↓
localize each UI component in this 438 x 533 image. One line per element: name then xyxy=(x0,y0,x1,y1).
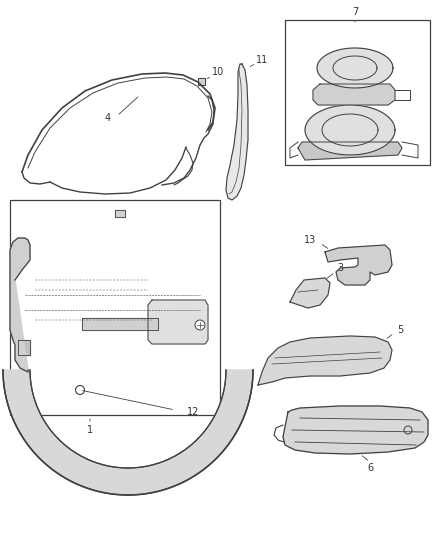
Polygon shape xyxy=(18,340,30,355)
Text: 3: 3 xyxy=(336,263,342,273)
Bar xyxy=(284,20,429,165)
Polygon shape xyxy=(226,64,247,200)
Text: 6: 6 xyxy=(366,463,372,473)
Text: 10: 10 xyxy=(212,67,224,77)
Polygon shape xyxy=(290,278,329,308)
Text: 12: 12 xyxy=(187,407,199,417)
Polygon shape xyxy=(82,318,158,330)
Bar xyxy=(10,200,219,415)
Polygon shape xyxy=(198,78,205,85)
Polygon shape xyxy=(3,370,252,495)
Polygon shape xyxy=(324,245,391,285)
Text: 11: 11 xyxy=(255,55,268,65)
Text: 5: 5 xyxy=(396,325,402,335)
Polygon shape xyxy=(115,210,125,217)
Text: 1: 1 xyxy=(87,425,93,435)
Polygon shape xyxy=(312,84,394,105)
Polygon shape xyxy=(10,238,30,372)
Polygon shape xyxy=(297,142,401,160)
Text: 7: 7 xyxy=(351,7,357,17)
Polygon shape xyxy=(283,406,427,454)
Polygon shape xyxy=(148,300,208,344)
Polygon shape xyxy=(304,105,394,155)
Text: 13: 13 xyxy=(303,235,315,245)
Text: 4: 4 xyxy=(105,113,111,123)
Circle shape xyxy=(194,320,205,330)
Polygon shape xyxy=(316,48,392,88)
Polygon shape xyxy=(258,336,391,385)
↑
↓
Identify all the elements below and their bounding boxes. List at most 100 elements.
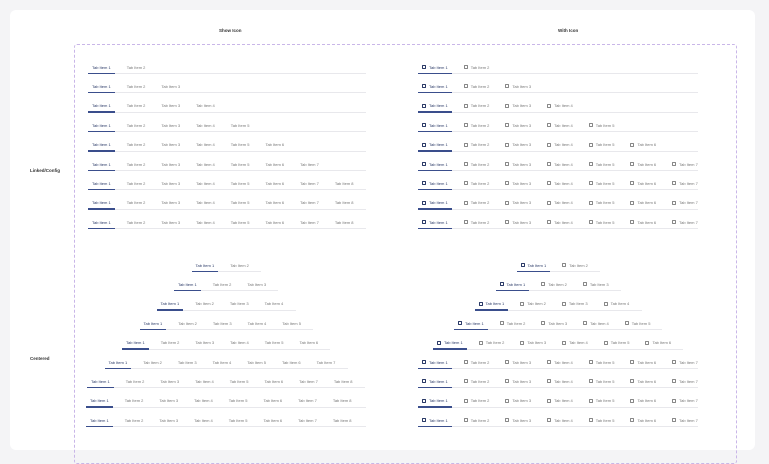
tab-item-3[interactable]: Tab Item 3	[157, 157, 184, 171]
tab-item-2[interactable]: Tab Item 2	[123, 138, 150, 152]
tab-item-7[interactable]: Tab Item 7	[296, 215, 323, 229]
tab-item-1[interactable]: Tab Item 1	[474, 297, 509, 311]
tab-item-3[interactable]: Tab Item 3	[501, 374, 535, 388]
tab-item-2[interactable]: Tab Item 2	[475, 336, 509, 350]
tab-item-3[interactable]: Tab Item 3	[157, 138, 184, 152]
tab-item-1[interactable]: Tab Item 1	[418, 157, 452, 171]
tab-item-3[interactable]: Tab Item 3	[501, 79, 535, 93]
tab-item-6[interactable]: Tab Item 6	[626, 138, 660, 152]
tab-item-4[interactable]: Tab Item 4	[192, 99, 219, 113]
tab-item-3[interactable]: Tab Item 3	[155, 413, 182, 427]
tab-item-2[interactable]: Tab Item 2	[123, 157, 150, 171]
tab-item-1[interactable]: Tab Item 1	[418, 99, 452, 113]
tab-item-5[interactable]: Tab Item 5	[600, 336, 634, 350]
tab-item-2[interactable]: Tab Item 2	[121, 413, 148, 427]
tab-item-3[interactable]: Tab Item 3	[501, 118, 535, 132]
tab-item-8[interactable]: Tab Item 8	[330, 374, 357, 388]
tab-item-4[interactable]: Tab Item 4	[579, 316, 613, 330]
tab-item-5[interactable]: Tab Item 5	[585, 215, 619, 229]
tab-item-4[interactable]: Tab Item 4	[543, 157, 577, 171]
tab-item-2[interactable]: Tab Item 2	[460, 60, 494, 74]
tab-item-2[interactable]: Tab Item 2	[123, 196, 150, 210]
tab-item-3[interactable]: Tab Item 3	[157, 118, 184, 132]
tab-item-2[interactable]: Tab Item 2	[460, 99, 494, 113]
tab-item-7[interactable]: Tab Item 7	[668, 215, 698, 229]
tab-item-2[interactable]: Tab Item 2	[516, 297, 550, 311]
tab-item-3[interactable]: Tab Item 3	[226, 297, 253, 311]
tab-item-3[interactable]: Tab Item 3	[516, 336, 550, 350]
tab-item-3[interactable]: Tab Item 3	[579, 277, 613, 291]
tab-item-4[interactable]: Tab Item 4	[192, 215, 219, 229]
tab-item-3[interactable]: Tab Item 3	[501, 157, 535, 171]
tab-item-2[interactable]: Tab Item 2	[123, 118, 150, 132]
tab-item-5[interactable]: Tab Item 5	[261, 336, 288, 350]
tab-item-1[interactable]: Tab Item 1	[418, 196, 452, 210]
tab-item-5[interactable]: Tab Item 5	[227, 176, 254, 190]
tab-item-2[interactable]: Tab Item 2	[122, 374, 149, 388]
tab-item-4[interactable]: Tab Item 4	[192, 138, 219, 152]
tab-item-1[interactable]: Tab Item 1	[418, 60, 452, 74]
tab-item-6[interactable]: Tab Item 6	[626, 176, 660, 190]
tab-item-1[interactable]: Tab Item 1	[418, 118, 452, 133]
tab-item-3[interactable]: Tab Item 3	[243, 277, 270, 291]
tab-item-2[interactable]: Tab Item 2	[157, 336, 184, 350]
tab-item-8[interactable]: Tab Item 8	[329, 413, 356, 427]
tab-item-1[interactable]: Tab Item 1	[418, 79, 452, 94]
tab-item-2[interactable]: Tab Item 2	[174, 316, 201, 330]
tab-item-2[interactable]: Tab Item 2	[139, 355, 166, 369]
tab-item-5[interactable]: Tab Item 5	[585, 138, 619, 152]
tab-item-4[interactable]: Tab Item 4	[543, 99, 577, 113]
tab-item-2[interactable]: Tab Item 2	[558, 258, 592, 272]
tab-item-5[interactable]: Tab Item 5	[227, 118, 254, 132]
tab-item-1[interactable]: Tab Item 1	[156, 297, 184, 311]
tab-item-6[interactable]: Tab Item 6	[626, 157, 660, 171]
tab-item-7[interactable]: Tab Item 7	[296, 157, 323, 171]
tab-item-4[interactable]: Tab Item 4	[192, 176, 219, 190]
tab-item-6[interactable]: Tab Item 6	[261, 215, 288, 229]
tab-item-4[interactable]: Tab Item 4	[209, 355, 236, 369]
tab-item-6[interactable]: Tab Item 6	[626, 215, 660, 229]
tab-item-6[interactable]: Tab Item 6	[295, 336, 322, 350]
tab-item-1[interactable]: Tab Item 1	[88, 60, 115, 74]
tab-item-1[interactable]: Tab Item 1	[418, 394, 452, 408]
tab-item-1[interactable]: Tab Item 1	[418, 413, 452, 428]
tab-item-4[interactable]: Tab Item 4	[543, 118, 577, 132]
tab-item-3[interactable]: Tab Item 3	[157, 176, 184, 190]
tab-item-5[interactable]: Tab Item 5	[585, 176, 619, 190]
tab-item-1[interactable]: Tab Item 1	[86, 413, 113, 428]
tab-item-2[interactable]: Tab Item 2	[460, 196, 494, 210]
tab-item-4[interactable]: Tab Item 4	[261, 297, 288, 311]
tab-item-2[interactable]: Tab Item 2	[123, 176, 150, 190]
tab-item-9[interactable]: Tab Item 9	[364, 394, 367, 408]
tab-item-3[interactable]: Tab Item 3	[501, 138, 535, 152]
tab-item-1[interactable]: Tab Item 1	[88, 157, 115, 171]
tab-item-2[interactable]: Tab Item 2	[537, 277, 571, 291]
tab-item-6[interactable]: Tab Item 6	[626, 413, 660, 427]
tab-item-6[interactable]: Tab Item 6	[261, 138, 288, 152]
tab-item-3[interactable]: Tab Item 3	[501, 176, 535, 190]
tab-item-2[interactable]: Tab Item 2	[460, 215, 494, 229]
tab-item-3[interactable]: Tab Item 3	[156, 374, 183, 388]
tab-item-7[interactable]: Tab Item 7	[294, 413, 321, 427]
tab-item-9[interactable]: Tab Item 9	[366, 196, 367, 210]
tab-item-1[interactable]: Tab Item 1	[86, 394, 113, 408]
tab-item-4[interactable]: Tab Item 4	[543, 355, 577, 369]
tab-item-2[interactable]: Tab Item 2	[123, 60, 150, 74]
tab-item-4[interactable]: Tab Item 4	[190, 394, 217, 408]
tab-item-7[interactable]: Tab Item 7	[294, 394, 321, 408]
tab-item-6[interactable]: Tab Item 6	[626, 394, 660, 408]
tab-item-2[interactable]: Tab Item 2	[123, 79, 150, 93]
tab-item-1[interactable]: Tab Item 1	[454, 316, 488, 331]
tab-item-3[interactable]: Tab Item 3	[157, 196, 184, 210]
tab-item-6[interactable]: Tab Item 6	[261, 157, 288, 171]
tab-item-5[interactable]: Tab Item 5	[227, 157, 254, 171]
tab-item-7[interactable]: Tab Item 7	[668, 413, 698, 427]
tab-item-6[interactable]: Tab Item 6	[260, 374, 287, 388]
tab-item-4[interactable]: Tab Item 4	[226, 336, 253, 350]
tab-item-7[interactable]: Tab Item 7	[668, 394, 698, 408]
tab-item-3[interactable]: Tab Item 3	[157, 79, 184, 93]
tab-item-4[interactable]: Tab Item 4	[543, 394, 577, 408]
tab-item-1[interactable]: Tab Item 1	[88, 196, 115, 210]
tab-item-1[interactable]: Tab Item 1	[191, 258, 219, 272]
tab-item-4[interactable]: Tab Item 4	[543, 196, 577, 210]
↑
↓
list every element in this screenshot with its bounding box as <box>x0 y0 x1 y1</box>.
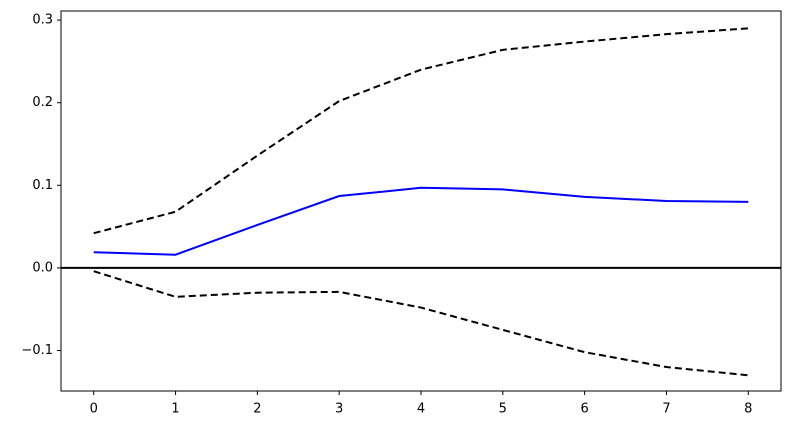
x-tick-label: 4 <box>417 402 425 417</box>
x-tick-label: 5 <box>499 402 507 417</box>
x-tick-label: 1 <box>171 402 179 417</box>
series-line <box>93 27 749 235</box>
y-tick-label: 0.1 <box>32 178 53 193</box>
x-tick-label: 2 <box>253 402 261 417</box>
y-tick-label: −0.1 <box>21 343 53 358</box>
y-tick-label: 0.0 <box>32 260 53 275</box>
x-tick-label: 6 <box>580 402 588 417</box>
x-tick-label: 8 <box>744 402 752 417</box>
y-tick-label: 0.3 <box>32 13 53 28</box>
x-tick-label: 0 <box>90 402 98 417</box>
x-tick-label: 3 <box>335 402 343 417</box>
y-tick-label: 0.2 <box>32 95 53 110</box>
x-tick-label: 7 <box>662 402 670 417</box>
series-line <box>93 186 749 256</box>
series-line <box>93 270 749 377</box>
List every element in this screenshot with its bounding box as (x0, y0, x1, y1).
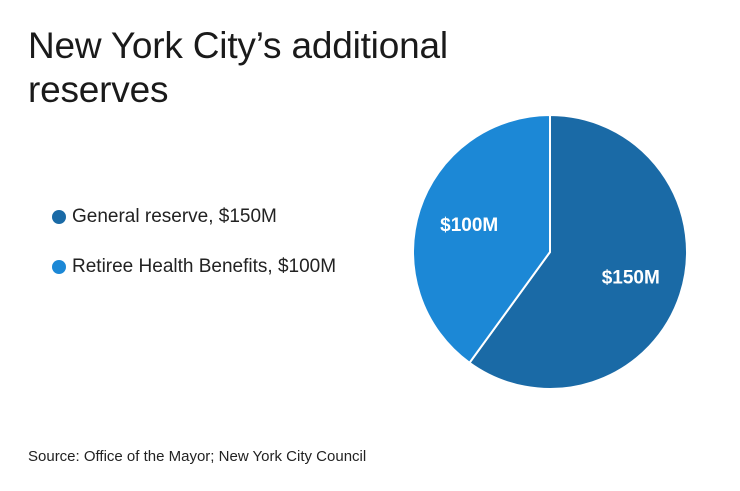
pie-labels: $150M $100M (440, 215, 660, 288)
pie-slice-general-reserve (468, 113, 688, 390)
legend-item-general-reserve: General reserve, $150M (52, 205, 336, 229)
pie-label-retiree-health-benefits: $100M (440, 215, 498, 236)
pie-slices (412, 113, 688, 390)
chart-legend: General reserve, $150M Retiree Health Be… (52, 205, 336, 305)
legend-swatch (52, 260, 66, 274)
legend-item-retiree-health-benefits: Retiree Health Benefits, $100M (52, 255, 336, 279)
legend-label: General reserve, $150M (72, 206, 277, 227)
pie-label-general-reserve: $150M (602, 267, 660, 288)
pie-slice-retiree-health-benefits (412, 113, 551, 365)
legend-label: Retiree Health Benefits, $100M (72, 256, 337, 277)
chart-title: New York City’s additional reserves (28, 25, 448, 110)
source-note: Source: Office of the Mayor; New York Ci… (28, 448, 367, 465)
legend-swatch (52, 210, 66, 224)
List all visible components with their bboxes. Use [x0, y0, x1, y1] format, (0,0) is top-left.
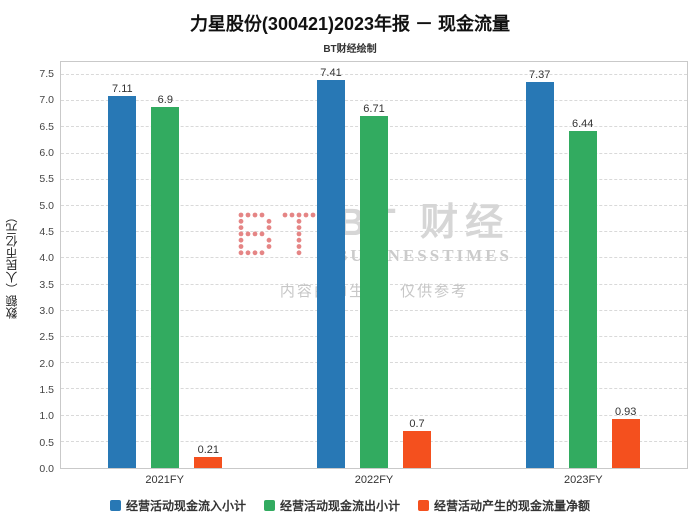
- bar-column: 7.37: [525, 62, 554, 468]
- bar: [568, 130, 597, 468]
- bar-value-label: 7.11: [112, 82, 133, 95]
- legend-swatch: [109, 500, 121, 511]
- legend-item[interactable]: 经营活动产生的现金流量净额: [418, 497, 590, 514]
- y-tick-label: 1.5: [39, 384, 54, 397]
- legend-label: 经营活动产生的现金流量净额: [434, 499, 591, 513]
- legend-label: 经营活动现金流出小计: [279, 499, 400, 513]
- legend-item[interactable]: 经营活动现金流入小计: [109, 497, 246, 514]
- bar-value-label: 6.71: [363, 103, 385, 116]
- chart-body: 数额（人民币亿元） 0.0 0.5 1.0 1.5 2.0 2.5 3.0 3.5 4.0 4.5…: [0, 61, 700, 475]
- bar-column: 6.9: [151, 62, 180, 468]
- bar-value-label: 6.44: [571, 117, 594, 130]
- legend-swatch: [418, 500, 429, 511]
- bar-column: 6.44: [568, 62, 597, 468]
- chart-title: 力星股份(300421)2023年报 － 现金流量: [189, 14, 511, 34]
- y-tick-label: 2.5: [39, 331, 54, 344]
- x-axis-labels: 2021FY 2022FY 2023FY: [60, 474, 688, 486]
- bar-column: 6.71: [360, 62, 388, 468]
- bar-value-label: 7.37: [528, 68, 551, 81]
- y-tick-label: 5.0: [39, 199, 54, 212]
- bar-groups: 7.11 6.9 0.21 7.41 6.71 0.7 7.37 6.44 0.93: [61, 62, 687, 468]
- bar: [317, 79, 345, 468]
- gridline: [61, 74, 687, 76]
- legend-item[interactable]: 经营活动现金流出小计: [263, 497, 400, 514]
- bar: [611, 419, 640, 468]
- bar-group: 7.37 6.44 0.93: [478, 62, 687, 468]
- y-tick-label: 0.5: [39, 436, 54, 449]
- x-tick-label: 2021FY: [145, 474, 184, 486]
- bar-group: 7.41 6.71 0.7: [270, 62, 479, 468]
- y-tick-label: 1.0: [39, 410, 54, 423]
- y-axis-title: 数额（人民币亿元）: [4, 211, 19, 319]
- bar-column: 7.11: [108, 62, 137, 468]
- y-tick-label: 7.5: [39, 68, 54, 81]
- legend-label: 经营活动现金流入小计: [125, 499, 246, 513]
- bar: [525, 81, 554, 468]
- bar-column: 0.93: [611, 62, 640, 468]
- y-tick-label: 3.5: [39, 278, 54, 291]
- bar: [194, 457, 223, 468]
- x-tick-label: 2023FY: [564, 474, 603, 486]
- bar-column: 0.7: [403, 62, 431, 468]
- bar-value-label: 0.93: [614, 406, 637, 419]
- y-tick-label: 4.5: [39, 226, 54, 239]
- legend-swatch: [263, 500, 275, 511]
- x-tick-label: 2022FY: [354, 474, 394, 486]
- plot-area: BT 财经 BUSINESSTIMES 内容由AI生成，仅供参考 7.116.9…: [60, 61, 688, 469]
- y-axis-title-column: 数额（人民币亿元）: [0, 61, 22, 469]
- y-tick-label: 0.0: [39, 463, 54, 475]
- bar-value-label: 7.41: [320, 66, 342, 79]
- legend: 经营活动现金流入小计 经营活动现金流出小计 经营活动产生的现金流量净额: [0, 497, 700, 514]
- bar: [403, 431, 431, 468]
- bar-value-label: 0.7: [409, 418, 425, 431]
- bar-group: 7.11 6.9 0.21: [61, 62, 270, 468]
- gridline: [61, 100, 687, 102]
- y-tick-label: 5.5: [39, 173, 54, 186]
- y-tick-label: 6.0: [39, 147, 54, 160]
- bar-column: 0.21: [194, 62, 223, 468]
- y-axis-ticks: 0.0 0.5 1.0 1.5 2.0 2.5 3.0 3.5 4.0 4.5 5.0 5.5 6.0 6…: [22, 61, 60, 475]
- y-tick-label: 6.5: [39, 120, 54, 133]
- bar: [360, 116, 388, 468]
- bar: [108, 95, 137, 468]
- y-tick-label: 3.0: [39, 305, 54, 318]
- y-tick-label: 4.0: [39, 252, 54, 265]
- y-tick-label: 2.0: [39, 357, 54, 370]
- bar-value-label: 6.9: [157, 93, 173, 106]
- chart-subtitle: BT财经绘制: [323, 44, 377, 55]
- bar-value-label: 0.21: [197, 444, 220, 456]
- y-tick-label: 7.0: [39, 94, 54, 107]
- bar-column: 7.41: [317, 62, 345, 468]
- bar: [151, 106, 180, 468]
↑
**Task instructions**
Transcribe the data above from the line with "157, 184, 171]" up to and including the line with "157, 150, 171]".

**Worked solution**
tab-item-3[interactable]: Tab Item 3	[157, 157, 184, 171]
tab-item-2[interactable]: Tab Item 2	[123, 138, 150, 152]
tab-item-7[interactable]: Tab Item 7	[296, 215, 323, 229]
tab-item-1[interactable]: Tab Item 1	[474, 297, 509, 311]
tab-item-3[interactable]: Tab Item 3	[501, 374, 535, 388]
tab-item-2[interactable]: Tab Item 2	[475, 336, 509, 350]
tab-item-3[interactable]: Tab Item 3	[157, 138, 184, 152]
tab-item-1[interactable]: Tab Item 1	[418, 157, 452, 171]
tab-item-3[interactable]: Tab Item 3	[501, 79, 535, 93]
tab-item-6[interactable]: Tab Item 6	[626, 138, 660, 152]
tab-item-4[interactable]: Tab Item 4	[192, 99, 219, 113]
tab-item-3[interactable]: Tab Item 3	[155, 413, 182, 427]
tab-item-2[interactable]: Tab Item 2	[123, 157, 150, 171]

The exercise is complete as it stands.